-------- Data provided --------

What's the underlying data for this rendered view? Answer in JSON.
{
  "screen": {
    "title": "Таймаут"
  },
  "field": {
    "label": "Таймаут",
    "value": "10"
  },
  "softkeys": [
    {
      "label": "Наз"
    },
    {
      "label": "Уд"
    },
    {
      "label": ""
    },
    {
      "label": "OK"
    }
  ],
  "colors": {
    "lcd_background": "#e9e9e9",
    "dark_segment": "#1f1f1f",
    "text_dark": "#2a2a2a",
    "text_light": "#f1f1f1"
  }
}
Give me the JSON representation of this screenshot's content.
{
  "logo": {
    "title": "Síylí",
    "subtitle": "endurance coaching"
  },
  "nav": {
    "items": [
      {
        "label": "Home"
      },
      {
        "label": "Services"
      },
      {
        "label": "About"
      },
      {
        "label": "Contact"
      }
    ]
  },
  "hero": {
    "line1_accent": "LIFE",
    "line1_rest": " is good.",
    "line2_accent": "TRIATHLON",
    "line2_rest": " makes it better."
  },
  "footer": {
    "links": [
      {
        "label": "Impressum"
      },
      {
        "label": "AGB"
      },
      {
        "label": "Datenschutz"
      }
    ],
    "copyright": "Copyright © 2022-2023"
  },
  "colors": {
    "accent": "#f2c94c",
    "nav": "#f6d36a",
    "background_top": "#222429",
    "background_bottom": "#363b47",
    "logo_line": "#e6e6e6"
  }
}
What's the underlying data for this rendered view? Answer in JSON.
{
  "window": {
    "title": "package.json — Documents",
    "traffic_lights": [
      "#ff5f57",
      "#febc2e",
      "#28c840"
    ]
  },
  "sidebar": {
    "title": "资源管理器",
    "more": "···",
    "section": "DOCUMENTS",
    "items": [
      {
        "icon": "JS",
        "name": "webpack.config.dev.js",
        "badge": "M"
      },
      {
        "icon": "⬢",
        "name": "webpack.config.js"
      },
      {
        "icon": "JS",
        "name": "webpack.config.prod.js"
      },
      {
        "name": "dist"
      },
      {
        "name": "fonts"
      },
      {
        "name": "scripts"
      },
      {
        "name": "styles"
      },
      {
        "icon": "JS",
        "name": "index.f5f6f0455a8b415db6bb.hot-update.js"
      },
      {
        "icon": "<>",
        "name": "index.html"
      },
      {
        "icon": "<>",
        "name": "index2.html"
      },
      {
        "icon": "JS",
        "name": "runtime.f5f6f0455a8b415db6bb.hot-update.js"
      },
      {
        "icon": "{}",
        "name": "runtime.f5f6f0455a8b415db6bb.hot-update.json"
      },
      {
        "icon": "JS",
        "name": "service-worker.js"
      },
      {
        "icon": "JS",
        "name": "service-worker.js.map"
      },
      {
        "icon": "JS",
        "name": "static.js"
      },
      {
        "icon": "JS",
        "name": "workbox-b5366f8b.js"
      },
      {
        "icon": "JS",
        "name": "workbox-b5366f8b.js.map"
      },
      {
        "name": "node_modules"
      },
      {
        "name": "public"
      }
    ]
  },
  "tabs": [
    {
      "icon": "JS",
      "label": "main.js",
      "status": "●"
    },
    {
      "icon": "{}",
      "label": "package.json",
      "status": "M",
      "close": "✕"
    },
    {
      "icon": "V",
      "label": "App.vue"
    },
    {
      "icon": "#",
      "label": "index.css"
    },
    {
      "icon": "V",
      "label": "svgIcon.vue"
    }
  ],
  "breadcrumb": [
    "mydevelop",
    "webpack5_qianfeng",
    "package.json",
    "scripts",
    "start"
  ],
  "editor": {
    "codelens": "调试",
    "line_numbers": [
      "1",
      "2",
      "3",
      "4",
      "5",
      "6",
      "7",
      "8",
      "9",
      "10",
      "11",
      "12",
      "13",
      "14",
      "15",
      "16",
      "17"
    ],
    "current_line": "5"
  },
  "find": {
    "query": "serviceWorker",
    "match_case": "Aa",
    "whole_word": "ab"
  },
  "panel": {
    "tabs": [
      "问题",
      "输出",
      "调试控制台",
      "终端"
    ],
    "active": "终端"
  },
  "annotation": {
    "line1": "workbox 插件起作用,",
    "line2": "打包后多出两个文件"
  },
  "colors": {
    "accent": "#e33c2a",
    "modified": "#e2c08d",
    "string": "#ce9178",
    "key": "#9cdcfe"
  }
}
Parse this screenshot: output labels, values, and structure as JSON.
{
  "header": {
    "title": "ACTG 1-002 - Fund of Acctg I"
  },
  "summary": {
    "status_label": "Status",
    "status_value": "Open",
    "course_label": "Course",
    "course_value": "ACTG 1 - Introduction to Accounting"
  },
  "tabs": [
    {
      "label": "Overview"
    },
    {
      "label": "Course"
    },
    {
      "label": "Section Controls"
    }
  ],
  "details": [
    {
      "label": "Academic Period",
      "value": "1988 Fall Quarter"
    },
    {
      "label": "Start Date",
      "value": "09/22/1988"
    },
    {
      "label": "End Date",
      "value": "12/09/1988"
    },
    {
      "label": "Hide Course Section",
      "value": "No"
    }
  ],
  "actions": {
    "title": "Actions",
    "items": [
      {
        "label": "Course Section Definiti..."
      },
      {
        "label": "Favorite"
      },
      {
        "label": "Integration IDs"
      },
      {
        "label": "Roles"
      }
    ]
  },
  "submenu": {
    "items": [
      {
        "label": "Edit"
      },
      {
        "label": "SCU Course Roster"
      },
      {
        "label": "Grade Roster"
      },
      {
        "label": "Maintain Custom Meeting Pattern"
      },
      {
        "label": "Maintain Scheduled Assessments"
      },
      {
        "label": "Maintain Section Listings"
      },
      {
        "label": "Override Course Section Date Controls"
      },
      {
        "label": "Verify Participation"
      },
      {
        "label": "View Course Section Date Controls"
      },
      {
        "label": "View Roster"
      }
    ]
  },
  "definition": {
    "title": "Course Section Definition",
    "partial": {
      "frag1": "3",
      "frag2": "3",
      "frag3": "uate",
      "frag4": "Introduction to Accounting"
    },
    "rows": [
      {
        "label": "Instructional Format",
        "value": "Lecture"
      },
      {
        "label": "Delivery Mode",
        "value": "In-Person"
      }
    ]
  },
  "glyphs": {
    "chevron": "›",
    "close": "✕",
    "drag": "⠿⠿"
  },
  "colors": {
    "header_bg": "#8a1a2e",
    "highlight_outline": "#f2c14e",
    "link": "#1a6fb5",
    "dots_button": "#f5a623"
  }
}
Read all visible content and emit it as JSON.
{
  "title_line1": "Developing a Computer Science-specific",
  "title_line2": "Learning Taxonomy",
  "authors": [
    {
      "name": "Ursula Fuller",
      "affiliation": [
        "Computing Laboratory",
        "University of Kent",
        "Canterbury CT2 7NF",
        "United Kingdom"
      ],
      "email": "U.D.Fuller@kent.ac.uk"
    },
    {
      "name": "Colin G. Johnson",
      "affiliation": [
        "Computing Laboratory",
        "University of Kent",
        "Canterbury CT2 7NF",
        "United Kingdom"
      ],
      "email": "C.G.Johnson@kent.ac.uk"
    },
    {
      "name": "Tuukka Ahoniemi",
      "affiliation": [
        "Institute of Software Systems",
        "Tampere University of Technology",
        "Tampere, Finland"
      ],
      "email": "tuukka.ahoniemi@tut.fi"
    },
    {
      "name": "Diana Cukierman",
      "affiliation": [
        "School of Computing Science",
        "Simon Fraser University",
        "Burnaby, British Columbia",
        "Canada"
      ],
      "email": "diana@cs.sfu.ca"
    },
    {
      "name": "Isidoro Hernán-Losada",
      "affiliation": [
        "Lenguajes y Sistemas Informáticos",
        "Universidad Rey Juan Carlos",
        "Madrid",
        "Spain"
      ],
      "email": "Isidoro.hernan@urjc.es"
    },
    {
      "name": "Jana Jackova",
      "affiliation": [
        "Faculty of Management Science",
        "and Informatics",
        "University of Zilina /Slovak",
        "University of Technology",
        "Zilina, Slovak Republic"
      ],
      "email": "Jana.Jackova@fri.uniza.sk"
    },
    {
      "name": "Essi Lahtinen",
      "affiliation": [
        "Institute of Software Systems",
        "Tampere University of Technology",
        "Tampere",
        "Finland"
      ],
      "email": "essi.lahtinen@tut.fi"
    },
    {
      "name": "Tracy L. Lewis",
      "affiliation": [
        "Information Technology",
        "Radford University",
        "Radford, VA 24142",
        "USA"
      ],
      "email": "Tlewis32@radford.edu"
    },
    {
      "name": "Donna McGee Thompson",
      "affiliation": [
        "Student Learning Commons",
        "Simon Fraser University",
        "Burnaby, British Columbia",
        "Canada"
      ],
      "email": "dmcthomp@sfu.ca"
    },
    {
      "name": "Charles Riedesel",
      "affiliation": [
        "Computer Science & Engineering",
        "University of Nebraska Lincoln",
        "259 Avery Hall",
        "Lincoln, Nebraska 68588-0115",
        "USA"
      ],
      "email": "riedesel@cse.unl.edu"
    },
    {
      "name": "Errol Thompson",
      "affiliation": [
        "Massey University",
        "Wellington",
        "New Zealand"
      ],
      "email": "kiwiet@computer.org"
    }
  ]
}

--------

### What you have to do
Make a copy of each line that contains the string "config".

### In response
        "name": "webpack.config.dev.js",
        "name": "webpack.config.js"
        "name": "webpack.config.prod.js"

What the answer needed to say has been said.